(Stored data entries)
==========

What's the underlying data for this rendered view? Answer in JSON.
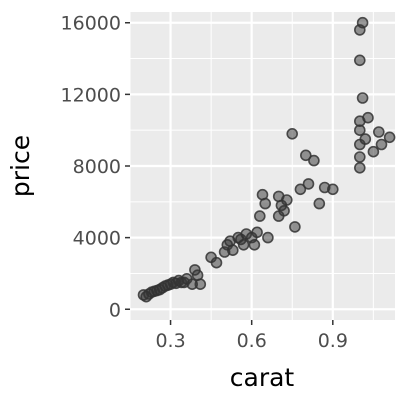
{
  "chart_data": {
    "type": "scatter",
    "title": "",
    "xlabel": "carat",
    "ylabel": "price",
    "xlim": [
      0.15,
      1.13
    ],
    "ylim": [
      -600,
      16600
    ],
    "x_ticks": [
      0.3,
      0.6,
      0.9
    ],
    "x_tick_labels": [
      "0.3",
      "0.6",
      "0.9"
    ],
    "y_ticks": [
      0,
      4000,
      8000,
      12000,
      16000
    ],
    "y_tick_labels": [
      "0",
      "4000",
      "8000",
      "12000",
      "16000"
    ],
    "x_minor": [
      0.15,
      0.45,
      0.75,
      1.05
    ],
    "y_minor": [
      2000,
      6000,
      10000,
      14000
    ],
    "grid": true,
    "panel_background": "#ebebeb",
    "grid_color": "#ffffff",
    "point_color": "#333333",
    "points": [
      [
        0.2,
        800
      ],
      [
        0.21,
        700
      ],
      [
        0.22,
        850
      ],
      [
        0.23,
        950
      ],
      [
        0.24,
        1000
      ],
      [
        0.25,
        1050
      ],
      [
        0.26,
        1100
      ],
      [
        0.27,
        1200
      ],
      [
        0.28,
        1300
      ],
      [
        0.29,
        1350
      ],
      [
        0.3,
        1400
      ],
      [
        0.31,
        1500
      ],
      [
        0.32,
        1450
      ],
      [
        0.33,
        1600
      ],
      [
        0.34,
        1500
      ],
      [
        0.35,
        1500
      ],
      [
        0.36,
        1700
      ],
      [
        0.38,
        1400
      ],
      [
        0.39,
        2200
      ],
      [
        0.4,
        1900
      ],
      [
        0.41,
        1400
      ],
      [
        0.45,
        2900
      ],
      [
        0.47,
        2600
      ],
      [
        0.5,
        3200
      ],
      [
        0.51,
        3600
      ],
      [
        0.52,
        3800
      ],
      [
        0.53,
        3300
      ],
      [
        0.55,
        4000
      ],
      [
        0.56,
        3900
      ],
      [
        0.57,
        3600
      ],
      [
        0.58,
        4200
      ],
      [
        0.6,
        4000
      ],
      [
        0.61,
        3600
      ],
      [
        0.62,
        4300
      ],
      [
        0.63,
        5200
      ],
      [
        0.64,
        6400
      ],
      [
        0.65,
        5900
      ],
      [
        0.66,
        4000
      ],
      [
        0.7,
        5200
      ],
      [
        0.7,
        6300
      ],
      [
        0.71,
        5800
      ],
      [
        0.72,
        5500
      ],
      [
        0.73,
        6100
      ],
      [
        0.75,
        9800
      ],
      [
        0.76,
        4600
      ],
      [
        0.78,
        6700
      ],
      [
        0.8,
        8600
      ],
      [
        0.81,
        7000
      ],
      [
        0.83,
        8300
      ],
      [
        0.85,
        5900
      ],
      [
        0.87,
        6800
      ],
      [
        0.9,
        6700
      ],
      [
        1.0,
        7900
      ],
      [
        1.0,
        8500
      ],
      [
        1.0,
        9200
      ],
      [
        1.0,
        10000
      ],
      [
        1.0,
        10500
      ],
      [
        1.0,
        13900
      ],
      [
        1.0,
        15600
      ],
      [
        1.01,
        16000
      ],
      [
        1.01,
        11800
      ],
      [
        1.02,
        9500
      ],
      [
        1.03,
        10700
      ],
      [
        1.05,
        8800
      ],
      [
        1.07,
        9900
      ],
      [
        1.08,
        9200
      ],
      [
        1.11,
        9600
      ]
    ]
  }
}
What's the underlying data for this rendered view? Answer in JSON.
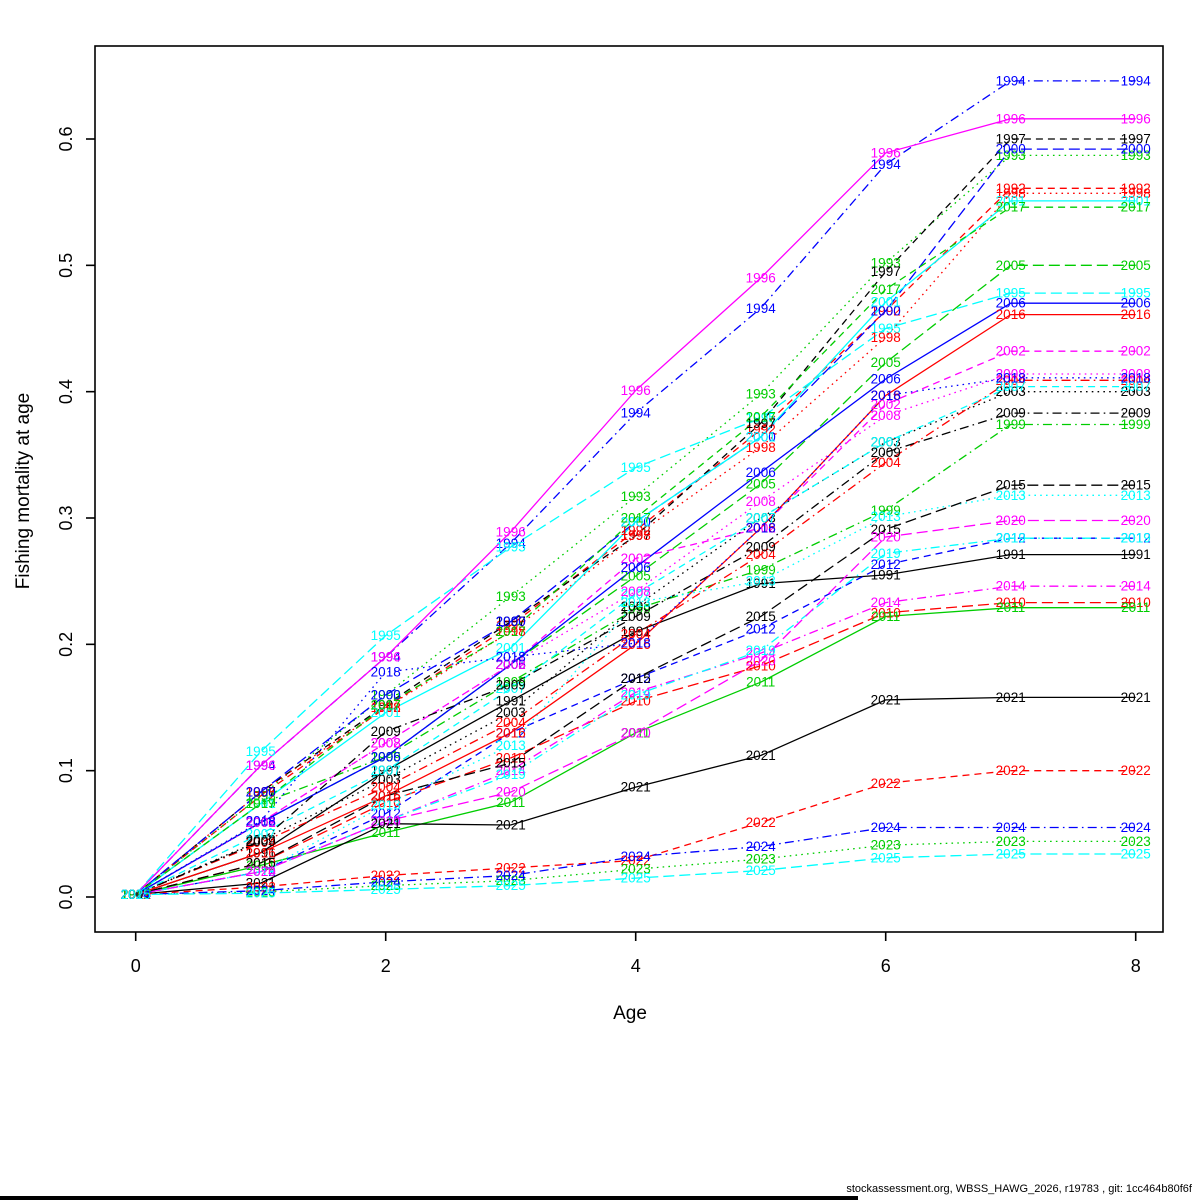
{
  "footer": {
    "text": "stockassessment.org, WBSS_HAWG_2026, r19783 , git: 1cc464b80f6f"
  },
  "chart_data": {
    "type": "line",
    "title": "",
    "xlabel": "Age",
    "ylabel": "Fishing mortality at age",
    "x": [
      0,
      1,
      2,
      3,
      4,
      5,
      6,
      7,
      8
    ],
    "x_tick_labels": [
      "0",
      "2",
      "4",
      "6",
      "8"
    ],
    "x_ticks": [
      0,
      2,
      4,
      6,
      8
    ],
    "y_tick_labels": [
      "0.0",
      "0.1",
      "0.2",
      "0.3",
      "0.4",
      "0.5",
      "0.6"
    ],
    "y_ticks": [
      0.0,
      0.1,
      0.2,
      0.3,
      0.4,
      0.5,
      0.6
    ],
    "xlim": [
      0,
      8
    ],
    "ylim": [
      0.0,
      0.66
    ],
    "grid": false,
    "legend": "labels-on-lines",
    "series": [
      {
        "name": "1991",
        "color": "#000000",
        "linetype": "solid",
        "values": [
          0.002,
          0.035,
          0.1,
          0.155,
          0.21,
          0.248,
          0.255,
          0.271,
          0.271
        ]
      },
      {
        "name": "1992",
        "color": "#FF0000",
        "linetype": "dashed",
        "values": [
          0.002,
          0.08,
          0.15,
          0.215,
          0.29,
          0.37,
          0.464,
          0.561,
          0.561
        ]
      },
      {
        "name": "1993",
        "color": "#00CD00",
        "linetype": "dotted",
        "values": [
          0.002,
          0.08,
          0.16,
          0.238,
          0.317,
          0.398,
          0.502,
          0.587,
          0.587
        ]
      },
      {
        "name": "1994",
        "color": "#0000FF",
        "linetype": "dotdash",
        "values": [
          0.002,
          0.104,
          0.19,
          0.28,
          0.383,
          0.466,
          0.58,
          0.646,
          0.646
        ]
      },
      {
        "name": "1995",
        "color": "#00FFFF",
        "linetype": "longdash",
        "values": [
          0.002,
          0.115,
          0.207,
          0.277,
          0.34,
          0.379,
          0.45,
          0.478,
          0.478
        ]
      },
      {
        "name": "1996",
        "color": "#FF00FF",
        "linetype": "solid",
        "values": [
          0.002,
          0.104,
          0.19,
          0.289,
          0.401,
          0.49,
          0.589,
          0.616,
          0.616
        ]
      },
      {
        "name": "1997",
        "color": "#000000",
        "linetype": "dashed",
        "values": [
          0.002,
          0.083,
          0.152,
          0.218,
          0.286,
          0.375,
          0.495,
          0.6,
          0.6
        ]
      },
      {
        "name": "1998",
        "color": "#FF0000",
        "linetype": "dotted",
        "values": [
          0.002,
          0.083,
          0.15,
          0.21,
          0.286,
          0.356,
          0.443,
          0.557,
          0.557
        ]
      },
      {
        "name": "1999",
        "color": "#00CD00",
        "linetype": "dotdash",
        "values": [
          0.002,
          0.074,
          0.111,
          0.17,
          0.228,
          0.259,
          0.306,
          0.374,
          0.374
        ]
      },
      {
        "name": "2000",
        "color": "#0000FF",
        "linetype": "longdash",
        "values": [
          0.002,
          0.083,
          0.16,
          0.218,
          0.297,
          0.364,
          0.464,
          0.592,
          0.592
        ]
      },
      {
        "name": "2001",
        "color": "#00FFFF",
        "linetype": "solid",
        "values": [
          0.002,
          0.074,
          0.146,
          0.197,
          0.297,
          0.364,
          0.471,
          0.551,
          0.551
        ]
      },
      {
        "name": "2002",
        "color": "#FF00FF",
        "linetype": "dashed",
        "values": [
          0.002,
          0.059,
          0.122,
          0.184,
          0.268,
          0.292,
          0.39,
          0.432,
          0.432
        ]
      },
      {
        "name": "2003",
        "color": "#000000",
        "linetype": "dotted",
        "values": [
          0.002,
          0.045,
          0.093,
          0.146,
          0.23,
          0.3,
          0.36,
          0.4,
          0.4
        ]
      },
      {
        "name": "2004",
        "color": "#FF0000",
        "linetype": "dotdash",
        "values": [
          0.002,
          0.043,
          0.087,
          0.138,
          0.208,
          0.271,
          0.344,
          0.409,
          0.409
        ]
      },
      {
        "name": "2005",
        "color": "#00CD00",
        "linetype": "longdash",
        "values": [
          0.002,
          0.059,
          0.111,
          0.184,
          0.254,
          0.327,
          0.423,
          0.5,
          0.5
        ]
      },
      {
        "name": "2006",
        "color": "#0000FF",
        "linetype": "solid",
        "values": [
          0.002,
          0.059,
          0.111,
          0.184,
          0.261,
          0.336,
          0.41,
          0.47,
          0.47
        ]
      },
      {
        "name": "2007",
        "color": "#00FFFF",
        "linetype": "dashed",
        "values": [
          0.002,
          0.05,
          0.1,
          0.165,
          0.24,
          0.3,
          0.36,
          0.404,
          0.404
        ]
      },
      {
        "name": "2008",
        "color": "#FF00FF",
        "linetype": "dotted",
        "values": [
          0.002,
          0.059,
          0.122,
          0.184,
          0.242,
          0.313,
          0.381,
          0.414,
          0.414
        ]
      },
      {
        "name": "2009",
        "color": "#000000",
        "linetype": "dotdash",
        "values": [
          0.002,
          0.044,
          0.131,
          0.168,
          0.222,
          0.277,
          0.352,
          0.383,
          0.383
        ]
      },
      {
        "name": "2010",
        "color": "#FF0000",
        "linetype": "longdash",
        "values": [
          0.002,
          0.027,
          0.075,
          0.11,
          0.155,
          0.183,
          0.225,
          0.233,
          0.233
        ]
      },
      {
        "name": "2011",
        "color": "#00CD00",
        "linetype": "solid",
        "values": [
          0.002,
          0.025,
          0.051,
          0.075,
          0.13,
          0.17,
          0.222,
          0.229,
          0.229
        ]
      },
      {
        "name": "2012",
        "color": "#0000FF",
        "linetype": "dashed",
        "values": [
          0.002,
          0.02,
          0.066,
          0.13,
          0.173,
          0.212,
          0.263,
          0.284,
          0.284
        ]
      },
      {
        "name": "2013",
        "color": "#00FFFF",
        "linetype": "dotted",
        "values": [
          0.002,
          0.02,
          0.073,
          0.12,
          0.233,
          0.25,
          0.301,
          0.318,
          0.318
        ]
      },
      {
        "name": "2014",
        "color": "#FF00FF",
        "linetype": "dotdash",
        "values": [
          0.002,
          0.02,
          0.06,
          0.1,
          0.162,
          0.193,
          0.233,
          0.246,
          0.246
        ]
      },
      {
        "name": "2015",
        "color": "#000000",
        "linetype": "longdash",
        "values": [
          0.002,
          0.027,
          0.08,
          0.106,
          0.173,
          0.222,
          0.291,
          0.326,
          0.326
        ]
      },
      {
        "name": "2016",
        "color": "#FF0000",
        "linetype": "solid",
        "values": [
          0.002,
          0.035,
          0.08,
          0.13,
          0.2,
          0.292,
          0.397,
          0.461,
          0.461
        ]
      },
      {
        "name": "2017",
        "color": "#00CD00",
        "linetype": "dashed",
        "values": [
          0.002,
          0.074,
          0.152,
          0.21,
          0.3,
          0.38,
          0.481,
          0.546,
          0.546
        ]
      },
      {
        "name": "2018",
        "color": "#0000FF",
        "linetype": "dotted",
        "values": [
          0.002,
          0.06,
          0.178,
          0.19,
          0.201,
          0.292,
          0.397,
          0.411,
          0.411
        ]
      },
      {
        "name": "2019",
        "color": "#00FFFF",
        "linetype": "dotdash",
        "values": [
          0.002,
          0.02,
          0.06,
          0.097,
          0.16,
          0.195,
          0.272,
          0.284,
          0.284
        ]
      },
      {
        "name": "2020",
        "color": "#FF00FF",
        "linetype": "longdash",
        "values": [
          0.002,
          0.02,
          0.06,
          0.083,
          0.13,
          0.187,
          0.285,
          0.298,
          0.298
        ]
      },
      {
        "name": "2021",
        "color": "#000000",
        "linetype": "solid",
        "values": [
          0.002,
          0.011,
          0.058,
          0.057,
          0.087,
          0.112,
          0.156,
          0.158,
          0.158
        ]
      },
      {
        "name": "2022",
        "color": "#FF0000",
        "linetype": "dashed",
        "values": [
          0.002,
          0.008,
          0.017,
          0.023,
          0.029,
          0.059,
          0.09,
          0.1,
          0.1
        ]
      },
      {
        "name": "2023",
        "color": "#00CD00",
        "linetype": "dotted",
        "values": [
          0.002,
          0.004,
          0.009,
          0.013,
          0.022,
          0.03,
          0.041,
          0.044,
          0.044
        ]
      },
      {
        "name": "2024",
        "color": "#0000FF",
        "linetype": "dotdash",
        "values": [
          0.002,
          0.005,
          0.012,
          0.017,
          0.032,
          0.04,
          0.055,
          0.055,
          0.055
        ]
      },
      {
        "name": "2025",
        "color": "#00FFFF",
        "linetype": "longdash",
        "values": [
          0.002,
          0.003,
          0.006,
          0.009,
          0.015,
          0.021,
          0.031,
          0.034,
          0.034
        ]
      }
    ]
  }
}
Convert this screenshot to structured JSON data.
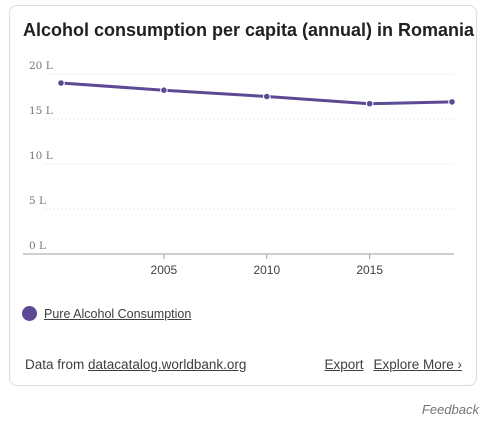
{
  "chart_data": {
    "type": "line",
    "title": "Alcohol consumption per capita (annual) in Romania",
    "x": [
      2000,
      2005,
      2010,
      2015,
      2019
    ],
    "series": [
      {
        "name": "Pure Alcohol Consumption",
        "values": [
          19.0,
          18.2,
          17.5,
          16.7,
          16.9
        ]
      }
    ],
    "ylim": [
      0,
      20
    ],
    "yticks": [
      "0 L",
      "5 L",
      "10 L",
      "15 L",
      "20 L"
    ],
    "xticks": [
      "2005",
      "2010",
      "2015"
    ],
    "xlim": [
      2000,
      2019
    ],
    "color": "#5c4a94",
    "grid": true,
    "legend": "bottom-left"
  },
  "source": {
    "prefix": "Data from ",
    "link": "datacatalog.worldbank.org"
  },
  "actions": {
    "export": "Export",
    "explore": "Explore More ›"
  },
  "feedback": "Feedback"
}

==========

__What is expected__
Give back word for word the lines from the one containing "Convert this screenshot" through the final line of the data above. Pictures are to be left out.

__Written answer__
Convert this screenshot to structured JSON data.
{
  "chart_data": {
    "type": "line",
    "title": "Alcohol consumption per capita (annual) in Romania",
    "x": [
      2000,
      2005,
      2010,
      2015,
      2019
    ],
    "series": [
      {
        "name": "Pure Alcohol Consumption",
        "values": [
          19.0,
          18.2,
          17.5,
          16.7,
          16.9
        ]
      }
    ],
    "ylim": [
      0,
      20
    ],
    "yticks": [
      "0 L",
      "5 L",
      "10 L",
      "15 L",
      "20 L"
    ],
    "xticks": [
      "2005",
      "2010",
      "2015"
    ],
    "xlim": [
      2000,
      2019
    ],
    "color": "#5c4a94",
    "grid": true,
    "legend": "bottom-left"
  },
  "source": {
    "prefix": "Data from ",
    "link": "datacatalog.worldbank.org"
  },
  "actions": {
    "export": "Export",
    "explore": "Explore More ›"
  },
  "feedback": "Feedback"
}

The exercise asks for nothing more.